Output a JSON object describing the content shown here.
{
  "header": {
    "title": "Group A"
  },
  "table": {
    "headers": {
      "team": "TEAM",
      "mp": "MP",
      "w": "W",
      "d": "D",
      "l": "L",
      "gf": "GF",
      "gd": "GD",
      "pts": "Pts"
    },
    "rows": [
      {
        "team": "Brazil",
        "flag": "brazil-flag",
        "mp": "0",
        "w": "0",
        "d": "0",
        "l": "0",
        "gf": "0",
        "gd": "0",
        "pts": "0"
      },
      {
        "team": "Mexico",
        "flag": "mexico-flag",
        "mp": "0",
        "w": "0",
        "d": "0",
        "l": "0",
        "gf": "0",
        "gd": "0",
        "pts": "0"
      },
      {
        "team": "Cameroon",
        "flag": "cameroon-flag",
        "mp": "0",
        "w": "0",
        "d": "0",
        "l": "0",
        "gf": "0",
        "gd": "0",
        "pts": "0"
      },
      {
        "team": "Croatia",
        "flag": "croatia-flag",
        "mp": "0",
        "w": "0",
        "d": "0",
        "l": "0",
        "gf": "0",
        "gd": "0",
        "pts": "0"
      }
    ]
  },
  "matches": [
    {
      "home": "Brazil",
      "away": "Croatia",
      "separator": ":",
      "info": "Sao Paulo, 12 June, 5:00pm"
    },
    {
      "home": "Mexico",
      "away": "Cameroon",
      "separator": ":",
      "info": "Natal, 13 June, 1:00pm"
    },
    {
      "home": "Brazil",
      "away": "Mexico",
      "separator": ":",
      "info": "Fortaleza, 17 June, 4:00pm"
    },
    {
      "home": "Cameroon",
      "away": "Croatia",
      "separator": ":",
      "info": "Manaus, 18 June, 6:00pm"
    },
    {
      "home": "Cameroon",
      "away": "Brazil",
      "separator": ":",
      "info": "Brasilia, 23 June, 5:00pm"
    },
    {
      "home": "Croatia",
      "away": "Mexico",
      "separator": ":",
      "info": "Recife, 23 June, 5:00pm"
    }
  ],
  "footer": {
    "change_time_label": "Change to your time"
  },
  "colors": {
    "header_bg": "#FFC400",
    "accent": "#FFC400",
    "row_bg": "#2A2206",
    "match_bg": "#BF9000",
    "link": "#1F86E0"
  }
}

----

## REQUIRED TASK:
Gather all lines where the word "flag" appears.

## FULL SOLUTION:
        "flag": "brazil-flag",
        "flag": "mexico-flag",
        "flag": "cameroon-flag",
        "flag": "croatia-flag",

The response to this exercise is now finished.